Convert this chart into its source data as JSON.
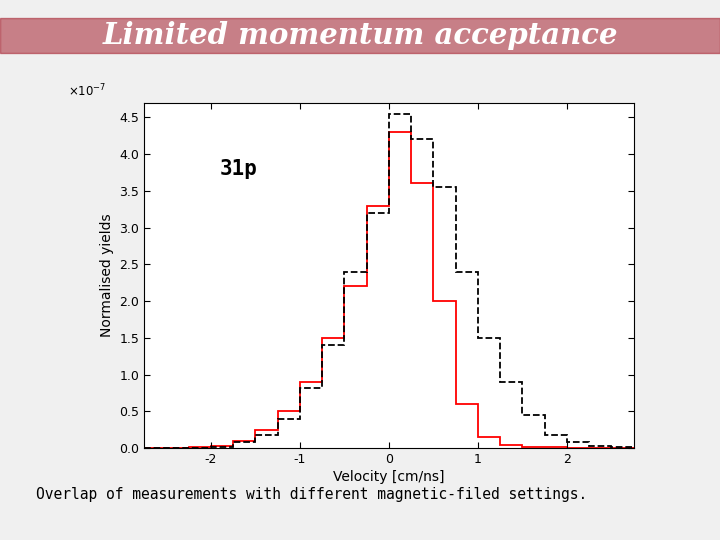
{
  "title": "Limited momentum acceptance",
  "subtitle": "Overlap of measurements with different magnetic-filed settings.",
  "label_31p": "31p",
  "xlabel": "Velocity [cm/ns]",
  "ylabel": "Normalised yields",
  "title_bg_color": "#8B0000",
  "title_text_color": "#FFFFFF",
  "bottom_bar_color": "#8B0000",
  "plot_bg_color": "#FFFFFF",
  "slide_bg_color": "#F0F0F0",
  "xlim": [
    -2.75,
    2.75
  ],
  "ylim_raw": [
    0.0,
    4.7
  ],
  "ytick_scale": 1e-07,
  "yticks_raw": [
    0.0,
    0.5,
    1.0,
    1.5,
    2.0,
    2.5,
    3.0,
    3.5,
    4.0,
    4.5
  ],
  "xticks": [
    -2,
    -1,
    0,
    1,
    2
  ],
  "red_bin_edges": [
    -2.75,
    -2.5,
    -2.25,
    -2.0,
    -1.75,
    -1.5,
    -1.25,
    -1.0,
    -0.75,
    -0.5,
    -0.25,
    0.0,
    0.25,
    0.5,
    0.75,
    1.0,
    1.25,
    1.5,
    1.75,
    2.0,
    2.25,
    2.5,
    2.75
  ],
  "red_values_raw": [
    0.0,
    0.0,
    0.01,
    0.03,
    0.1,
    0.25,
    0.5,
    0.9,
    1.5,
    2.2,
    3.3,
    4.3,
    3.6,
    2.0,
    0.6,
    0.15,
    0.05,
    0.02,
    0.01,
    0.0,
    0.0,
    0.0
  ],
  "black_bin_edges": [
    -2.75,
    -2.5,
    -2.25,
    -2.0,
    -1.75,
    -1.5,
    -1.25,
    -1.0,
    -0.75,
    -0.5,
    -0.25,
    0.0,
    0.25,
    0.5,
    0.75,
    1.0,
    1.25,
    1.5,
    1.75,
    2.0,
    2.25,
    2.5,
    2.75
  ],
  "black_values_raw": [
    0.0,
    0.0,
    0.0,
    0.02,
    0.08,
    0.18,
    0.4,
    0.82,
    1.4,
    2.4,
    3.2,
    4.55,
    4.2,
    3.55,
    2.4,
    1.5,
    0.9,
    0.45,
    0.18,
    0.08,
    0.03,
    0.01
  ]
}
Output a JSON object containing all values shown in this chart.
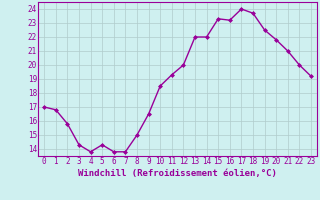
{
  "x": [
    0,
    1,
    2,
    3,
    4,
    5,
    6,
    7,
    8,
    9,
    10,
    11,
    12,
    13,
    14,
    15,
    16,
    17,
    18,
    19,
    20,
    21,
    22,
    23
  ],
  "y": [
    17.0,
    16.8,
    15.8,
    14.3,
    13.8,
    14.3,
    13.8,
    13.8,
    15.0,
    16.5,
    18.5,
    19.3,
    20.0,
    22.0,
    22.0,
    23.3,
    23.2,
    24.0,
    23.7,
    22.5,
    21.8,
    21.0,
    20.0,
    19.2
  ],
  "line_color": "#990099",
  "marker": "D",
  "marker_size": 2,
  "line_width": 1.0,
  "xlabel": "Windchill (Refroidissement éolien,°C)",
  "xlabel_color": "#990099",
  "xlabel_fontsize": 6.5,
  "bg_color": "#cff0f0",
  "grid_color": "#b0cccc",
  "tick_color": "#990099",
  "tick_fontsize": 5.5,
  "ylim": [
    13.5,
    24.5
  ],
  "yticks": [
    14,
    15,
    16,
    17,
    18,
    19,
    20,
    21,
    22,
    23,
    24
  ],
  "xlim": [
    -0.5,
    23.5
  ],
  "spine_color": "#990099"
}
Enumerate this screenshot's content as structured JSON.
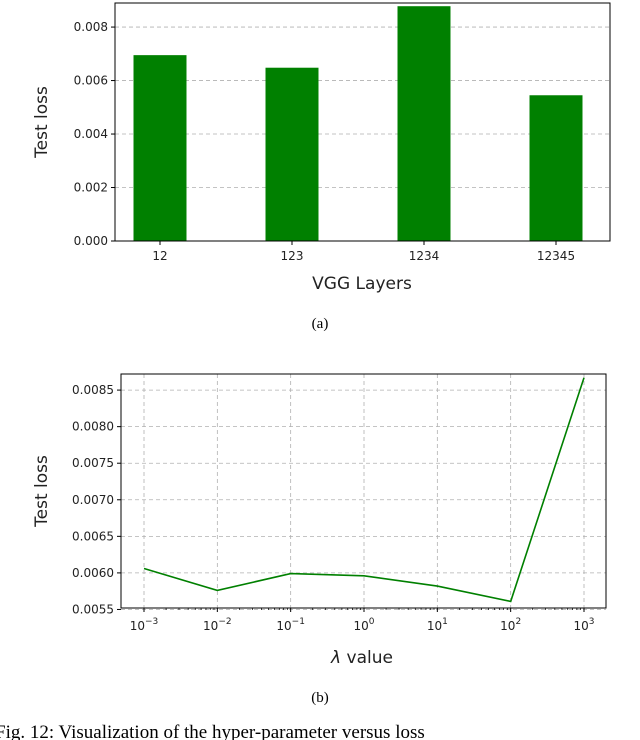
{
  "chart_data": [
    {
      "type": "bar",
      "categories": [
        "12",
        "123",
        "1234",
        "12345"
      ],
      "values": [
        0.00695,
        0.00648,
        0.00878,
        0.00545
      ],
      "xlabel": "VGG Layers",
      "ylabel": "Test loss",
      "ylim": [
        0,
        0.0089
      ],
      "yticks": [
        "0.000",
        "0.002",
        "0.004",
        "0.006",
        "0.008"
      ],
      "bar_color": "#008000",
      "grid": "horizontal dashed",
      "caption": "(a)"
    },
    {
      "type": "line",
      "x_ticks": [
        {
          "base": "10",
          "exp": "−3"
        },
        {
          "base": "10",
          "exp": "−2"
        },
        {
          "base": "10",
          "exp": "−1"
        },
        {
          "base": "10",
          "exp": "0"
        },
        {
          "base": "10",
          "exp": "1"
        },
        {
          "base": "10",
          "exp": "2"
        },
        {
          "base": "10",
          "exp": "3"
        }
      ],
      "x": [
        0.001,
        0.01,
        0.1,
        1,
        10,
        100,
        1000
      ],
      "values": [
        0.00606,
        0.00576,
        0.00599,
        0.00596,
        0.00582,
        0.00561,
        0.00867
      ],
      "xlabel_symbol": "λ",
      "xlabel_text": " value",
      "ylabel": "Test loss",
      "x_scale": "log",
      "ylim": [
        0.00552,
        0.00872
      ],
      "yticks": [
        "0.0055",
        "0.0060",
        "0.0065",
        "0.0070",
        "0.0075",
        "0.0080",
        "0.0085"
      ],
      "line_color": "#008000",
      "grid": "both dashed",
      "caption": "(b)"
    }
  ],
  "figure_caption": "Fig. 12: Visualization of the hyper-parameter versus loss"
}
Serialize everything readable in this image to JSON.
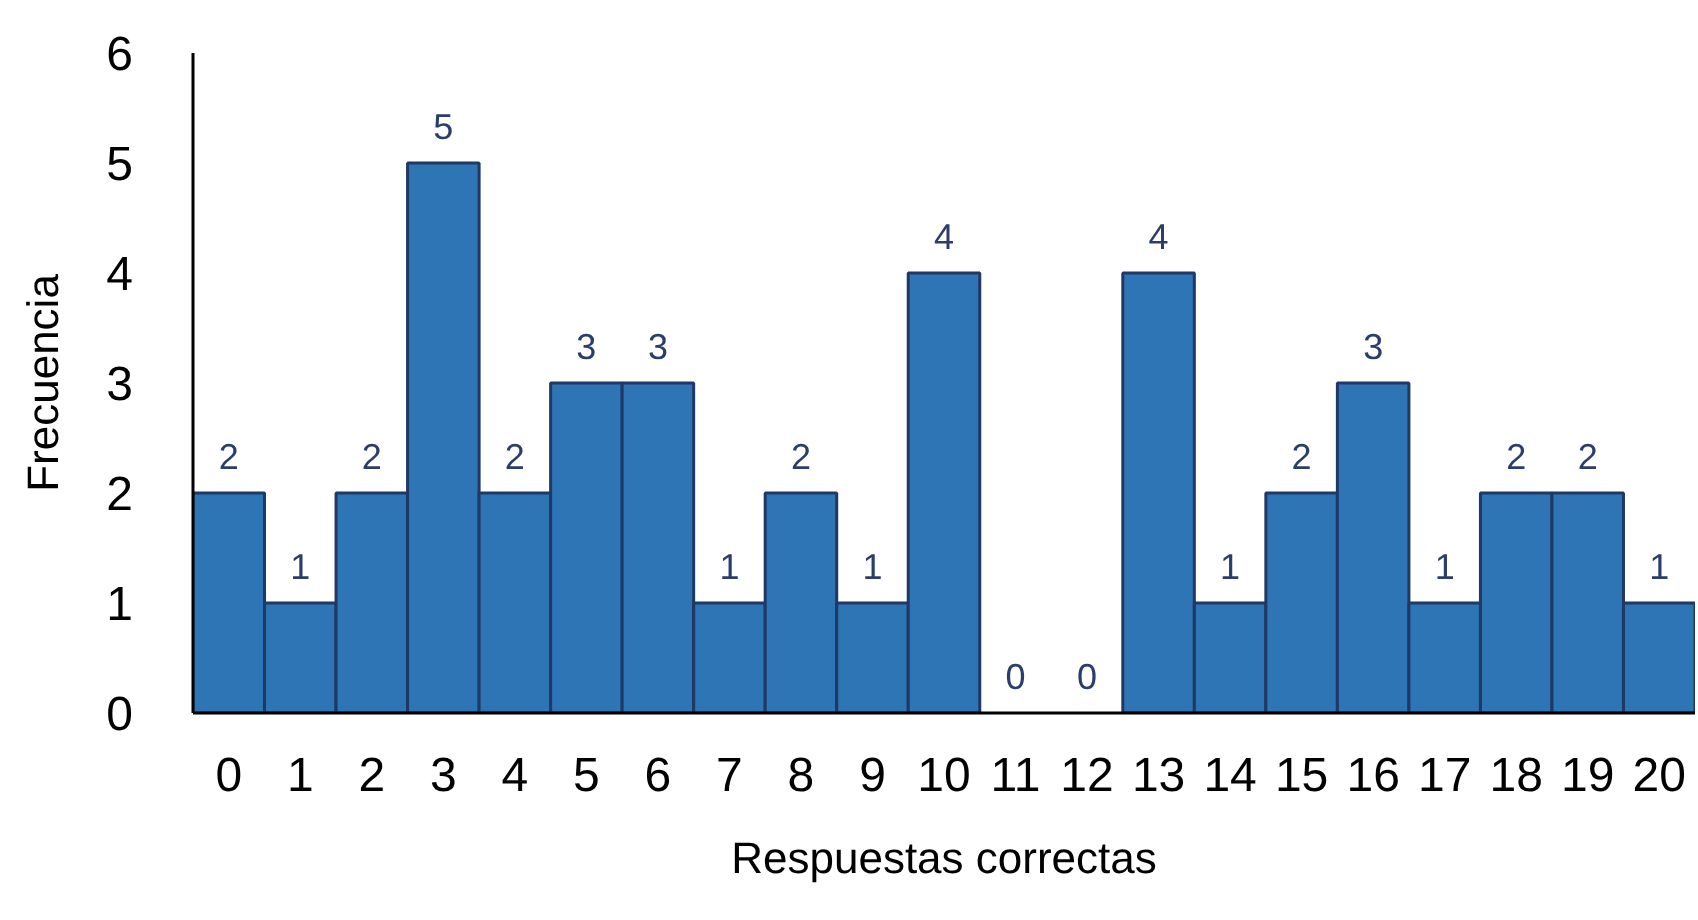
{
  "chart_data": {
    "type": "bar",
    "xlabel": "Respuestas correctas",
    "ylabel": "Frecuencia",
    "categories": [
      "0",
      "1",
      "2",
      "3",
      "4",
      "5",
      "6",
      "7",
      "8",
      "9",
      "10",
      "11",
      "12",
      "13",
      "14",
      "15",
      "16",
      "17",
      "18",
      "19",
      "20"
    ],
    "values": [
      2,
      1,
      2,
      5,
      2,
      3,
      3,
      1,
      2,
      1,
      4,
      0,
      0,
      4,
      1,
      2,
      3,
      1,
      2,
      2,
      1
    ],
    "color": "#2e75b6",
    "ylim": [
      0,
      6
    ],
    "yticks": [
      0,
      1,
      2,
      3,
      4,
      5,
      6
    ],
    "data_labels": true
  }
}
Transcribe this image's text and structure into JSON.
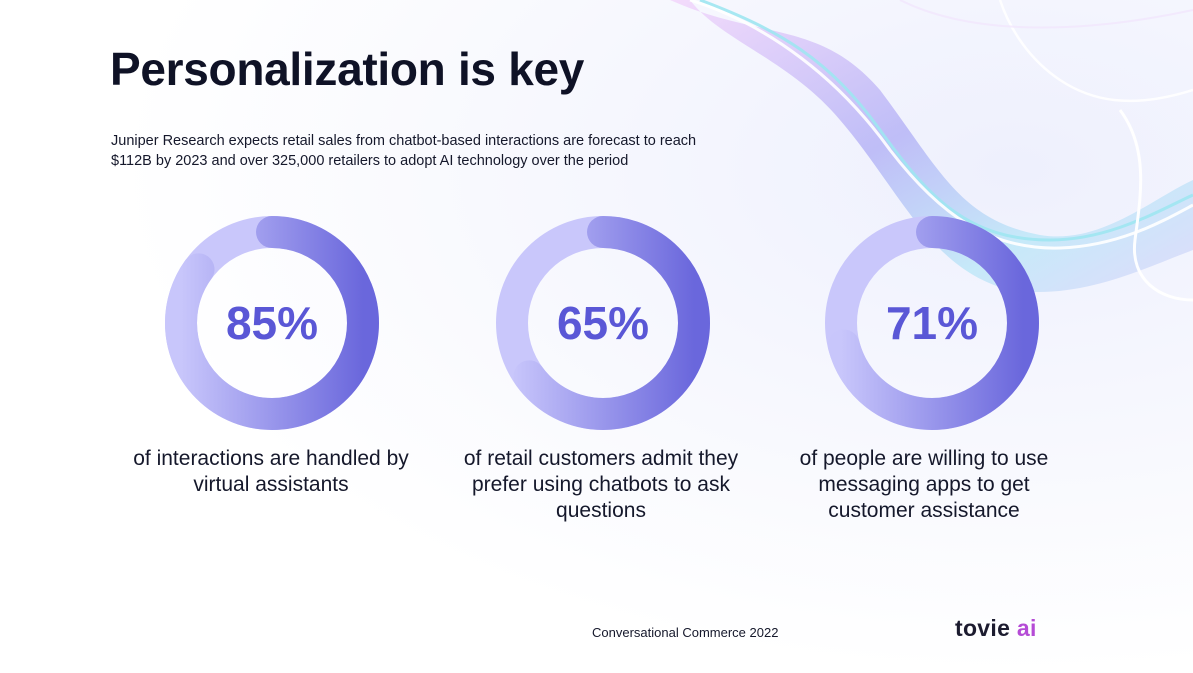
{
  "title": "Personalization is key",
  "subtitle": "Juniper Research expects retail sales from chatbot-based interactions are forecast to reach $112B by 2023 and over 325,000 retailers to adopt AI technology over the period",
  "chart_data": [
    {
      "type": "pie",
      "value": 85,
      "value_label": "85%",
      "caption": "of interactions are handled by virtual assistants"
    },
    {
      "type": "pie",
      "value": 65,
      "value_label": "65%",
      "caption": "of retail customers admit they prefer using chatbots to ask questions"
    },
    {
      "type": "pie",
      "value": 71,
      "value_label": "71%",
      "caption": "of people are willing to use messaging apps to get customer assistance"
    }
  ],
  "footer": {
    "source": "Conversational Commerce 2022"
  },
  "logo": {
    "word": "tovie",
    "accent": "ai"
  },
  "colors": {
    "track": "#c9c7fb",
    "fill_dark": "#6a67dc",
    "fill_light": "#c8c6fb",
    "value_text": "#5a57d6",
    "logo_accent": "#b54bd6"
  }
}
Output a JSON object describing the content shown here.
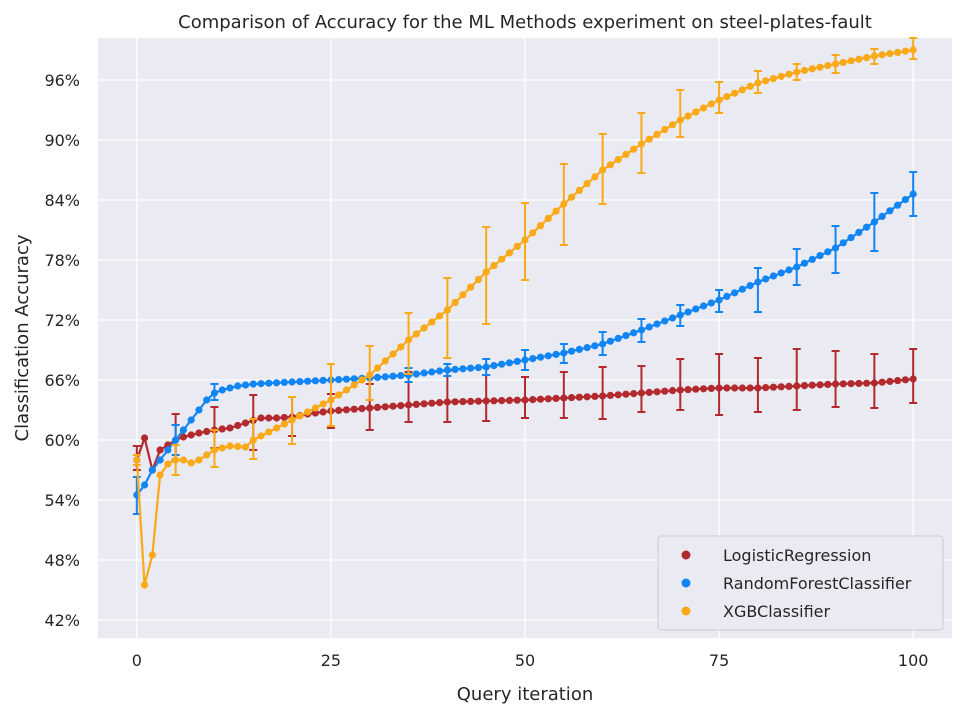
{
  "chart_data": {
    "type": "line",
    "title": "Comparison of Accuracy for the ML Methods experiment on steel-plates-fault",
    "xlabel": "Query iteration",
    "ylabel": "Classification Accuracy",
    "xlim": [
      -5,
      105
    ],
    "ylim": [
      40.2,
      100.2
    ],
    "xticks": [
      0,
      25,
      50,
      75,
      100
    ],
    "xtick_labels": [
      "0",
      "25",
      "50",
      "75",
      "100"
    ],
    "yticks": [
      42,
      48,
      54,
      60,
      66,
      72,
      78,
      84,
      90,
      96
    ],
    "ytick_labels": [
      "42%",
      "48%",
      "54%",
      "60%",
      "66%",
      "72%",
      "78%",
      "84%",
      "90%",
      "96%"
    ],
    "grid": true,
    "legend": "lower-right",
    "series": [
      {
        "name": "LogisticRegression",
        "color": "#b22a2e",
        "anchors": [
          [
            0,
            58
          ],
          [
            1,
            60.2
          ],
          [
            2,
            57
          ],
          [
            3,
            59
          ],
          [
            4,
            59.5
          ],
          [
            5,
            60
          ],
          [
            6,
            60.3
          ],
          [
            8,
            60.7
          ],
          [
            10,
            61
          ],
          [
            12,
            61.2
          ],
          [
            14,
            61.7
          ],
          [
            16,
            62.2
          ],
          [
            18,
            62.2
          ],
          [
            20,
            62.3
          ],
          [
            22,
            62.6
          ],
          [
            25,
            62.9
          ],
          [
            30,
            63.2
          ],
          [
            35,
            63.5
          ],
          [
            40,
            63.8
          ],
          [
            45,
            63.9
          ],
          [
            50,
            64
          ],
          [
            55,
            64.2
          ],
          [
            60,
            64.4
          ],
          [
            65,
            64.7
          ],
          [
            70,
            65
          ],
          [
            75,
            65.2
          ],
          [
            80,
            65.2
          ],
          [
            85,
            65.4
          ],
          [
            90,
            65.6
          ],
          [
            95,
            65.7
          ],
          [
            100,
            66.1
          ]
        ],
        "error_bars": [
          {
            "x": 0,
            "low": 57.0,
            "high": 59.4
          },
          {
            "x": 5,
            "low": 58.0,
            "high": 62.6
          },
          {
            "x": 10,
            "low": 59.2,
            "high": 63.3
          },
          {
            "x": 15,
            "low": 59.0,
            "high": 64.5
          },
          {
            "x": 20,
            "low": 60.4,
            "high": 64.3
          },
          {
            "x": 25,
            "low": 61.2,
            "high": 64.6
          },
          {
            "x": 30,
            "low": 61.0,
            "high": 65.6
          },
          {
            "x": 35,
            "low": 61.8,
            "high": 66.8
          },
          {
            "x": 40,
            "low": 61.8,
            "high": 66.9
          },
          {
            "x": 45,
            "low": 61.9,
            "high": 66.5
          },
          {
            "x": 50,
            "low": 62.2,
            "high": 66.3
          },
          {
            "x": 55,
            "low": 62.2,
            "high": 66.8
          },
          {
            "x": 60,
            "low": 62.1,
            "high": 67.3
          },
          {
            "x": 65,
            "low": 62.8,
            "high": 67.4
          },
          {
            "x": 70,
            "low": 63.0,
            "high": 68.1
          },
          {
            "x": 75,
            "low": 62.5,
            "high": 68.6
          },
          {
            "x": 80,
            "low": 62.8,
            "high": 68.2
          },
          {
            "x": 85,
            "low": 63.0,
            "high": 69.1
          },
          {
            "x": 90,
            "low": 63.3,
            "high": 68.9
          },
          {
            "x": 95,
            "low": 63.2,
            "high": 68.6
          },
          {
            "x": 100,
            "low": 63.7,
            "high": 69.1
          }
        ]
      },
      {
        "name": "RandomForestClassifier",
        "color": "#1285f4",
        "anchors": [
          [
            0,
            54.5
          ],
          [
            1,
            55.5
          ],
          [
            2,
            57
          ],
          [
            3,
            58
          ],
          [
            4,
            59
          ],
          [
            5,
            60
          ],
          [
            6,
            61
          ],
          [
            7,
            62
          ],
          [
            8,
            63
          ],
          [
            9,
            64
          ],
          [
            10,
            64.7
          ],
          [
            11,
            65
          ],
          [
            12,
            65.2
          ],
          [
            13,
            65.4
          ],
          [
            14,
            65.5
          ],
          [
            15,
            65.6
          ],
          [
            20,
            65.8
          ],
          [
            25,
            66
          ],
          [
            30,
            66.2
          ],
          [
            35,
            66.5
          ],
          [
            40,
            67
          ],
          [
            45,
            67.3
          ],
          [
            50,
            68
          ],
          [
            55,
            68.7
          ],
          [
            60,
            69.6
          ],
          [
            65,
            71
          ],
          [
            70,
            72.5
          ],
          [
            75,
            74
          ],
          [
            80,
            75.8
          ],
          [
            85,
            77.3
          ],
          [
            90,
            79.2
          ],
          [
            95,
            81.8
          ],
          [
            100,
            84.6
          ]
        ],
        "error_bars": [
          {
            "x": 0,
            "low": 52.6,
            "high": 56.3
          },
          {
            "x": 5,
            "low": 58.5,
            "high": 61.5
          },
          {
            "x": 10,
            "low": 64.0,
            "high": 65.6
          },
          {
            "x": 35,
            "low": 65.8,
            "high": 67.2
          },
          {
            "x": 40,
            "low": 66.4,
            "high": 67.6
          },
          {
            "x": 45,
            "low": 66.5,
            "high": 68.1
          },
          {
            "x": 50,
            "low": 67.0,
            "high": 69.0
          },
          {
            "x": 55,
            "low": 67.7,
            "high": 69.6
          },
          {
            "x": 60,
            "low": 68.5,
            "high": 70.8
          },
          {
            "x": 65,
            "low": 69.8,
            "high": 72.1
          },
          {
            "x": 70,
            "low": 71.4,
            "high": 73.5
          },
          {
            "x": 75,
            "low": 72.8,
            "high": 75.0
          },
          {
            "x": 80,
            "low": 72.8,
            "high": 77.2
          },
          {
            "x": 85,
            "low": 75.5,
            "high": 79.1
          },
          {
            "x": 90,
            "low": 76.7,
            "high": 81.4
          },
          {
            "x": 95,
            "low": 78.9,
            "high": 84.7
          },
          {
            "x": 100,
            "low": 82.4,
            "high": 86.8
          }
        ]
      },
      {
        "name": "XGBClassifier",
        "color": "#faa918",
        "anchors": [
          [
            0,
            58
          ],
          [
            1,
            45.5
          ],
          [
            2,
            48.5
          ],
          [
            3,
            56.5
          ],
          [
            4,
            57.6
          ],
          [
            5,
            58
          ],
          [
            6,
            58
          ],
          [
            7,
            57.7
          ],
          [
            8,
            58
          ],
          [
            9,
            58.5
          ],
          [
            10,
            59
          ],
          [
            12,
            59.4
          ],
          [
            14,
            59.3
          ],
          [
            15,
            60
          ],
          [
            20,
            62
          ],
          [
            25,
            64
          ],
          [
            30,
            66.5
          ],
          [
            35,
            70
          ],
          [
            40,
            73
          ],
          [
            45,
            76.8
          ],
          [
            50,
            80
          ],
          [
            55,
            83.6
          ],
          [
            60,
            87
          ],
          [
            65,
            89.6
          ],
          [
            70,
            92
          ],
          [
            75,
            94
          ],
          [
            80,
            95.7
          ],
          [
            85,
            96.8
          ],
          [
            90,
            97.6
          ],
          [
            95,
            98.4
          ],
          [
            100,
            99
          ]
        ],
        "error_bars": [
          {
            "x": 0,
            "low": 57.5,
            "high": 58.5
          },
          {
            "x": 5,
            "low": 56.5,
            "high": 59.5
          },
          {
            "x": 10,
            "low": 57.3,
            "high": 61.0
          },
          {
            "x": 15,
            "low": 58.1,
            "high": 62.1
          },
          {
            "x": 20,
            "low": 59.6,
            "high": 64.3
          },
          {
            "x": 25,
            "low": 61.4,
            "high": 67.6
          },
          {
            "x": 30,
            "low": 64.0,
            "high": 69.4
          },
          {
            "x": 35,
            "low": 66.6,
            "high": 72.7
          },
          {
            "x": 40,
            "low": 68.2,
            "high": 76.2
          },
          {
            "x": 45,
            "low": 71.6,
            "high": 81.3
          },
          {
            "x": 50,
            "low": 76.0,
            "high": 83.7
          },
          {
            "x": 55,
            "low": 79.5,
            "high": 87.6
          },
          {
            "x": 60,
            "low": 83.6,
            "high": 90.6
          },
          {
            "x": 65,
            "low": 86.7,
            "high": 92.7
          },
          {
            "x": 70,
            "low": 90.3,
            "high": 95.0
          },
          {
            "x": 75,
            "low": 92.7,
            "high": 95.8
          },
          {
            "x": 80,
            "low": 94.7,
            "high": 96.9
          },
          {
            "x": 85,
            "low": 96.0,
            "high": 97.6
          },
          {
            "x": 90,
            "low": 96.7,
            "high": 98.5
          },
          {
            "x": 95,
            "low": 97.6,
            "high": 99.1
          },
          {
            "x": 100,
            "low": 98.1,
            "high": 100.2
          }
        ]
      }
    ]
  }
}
----
WHAT THE TASK REQUIRES:
Report only the number of lines in the listing that contain the word "name".

TASK SOLUTION:
3